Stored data
◆ ◆ ◆ ◆ ◆
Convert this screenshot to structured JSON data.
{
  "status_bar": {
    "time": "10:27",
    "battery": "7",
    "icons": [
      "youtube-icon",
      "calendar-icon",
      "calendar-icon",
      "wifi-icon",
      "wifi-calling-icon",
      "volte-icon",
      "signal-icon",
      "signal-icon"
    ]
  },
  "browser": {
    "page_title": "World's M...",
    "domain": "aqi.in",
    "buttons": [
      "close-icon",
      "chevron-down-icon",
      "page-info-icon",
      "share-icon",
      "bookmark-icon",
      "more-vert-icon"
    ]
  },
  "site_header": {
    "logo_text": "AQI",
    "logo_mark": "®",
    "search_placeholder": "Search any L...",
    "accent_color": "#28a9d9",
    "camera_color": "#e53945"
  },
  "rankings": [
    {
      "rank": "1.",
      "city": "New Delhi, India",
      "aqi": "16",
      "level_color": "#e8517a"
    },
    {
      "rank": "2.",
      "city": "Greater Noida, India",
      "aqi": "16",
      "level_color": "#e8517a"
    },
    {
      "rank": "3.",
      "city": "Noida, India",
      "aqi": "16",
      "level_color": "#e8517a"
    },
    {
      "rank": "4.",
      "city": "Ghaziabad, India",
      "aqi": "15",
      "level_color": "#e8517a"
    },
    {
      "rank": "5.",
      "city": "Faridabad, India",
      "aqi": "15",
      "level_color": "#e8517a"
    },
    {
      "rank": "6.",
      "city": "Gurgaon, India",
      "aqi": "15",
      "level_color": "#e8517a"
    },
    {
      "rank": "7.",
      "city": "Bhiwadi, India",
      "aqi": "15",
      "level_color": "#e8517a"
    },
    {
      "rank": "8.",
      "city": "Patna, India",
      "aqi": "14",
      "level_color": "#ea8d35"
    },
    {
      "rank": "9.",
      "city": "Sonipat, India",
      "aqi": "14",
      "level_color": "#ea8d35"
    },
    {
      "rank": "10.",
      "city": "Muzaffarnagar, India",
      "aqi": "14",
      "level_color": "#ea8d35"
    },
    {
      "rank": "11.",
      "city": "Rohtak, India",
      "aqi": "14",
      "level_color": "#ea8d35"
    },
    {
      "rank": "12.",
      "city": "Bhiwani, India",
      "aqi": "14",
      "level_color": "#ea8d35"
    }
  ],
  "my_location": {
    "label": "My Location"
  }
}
◆ ◆ ◆ ◆ ◆
- DIRECTION:
Using the listing above, show every line that includes the string "Noida".

- THE COMPLETED TASK:
      "city": "Greater Noida, India",
      "city": "Noida, India",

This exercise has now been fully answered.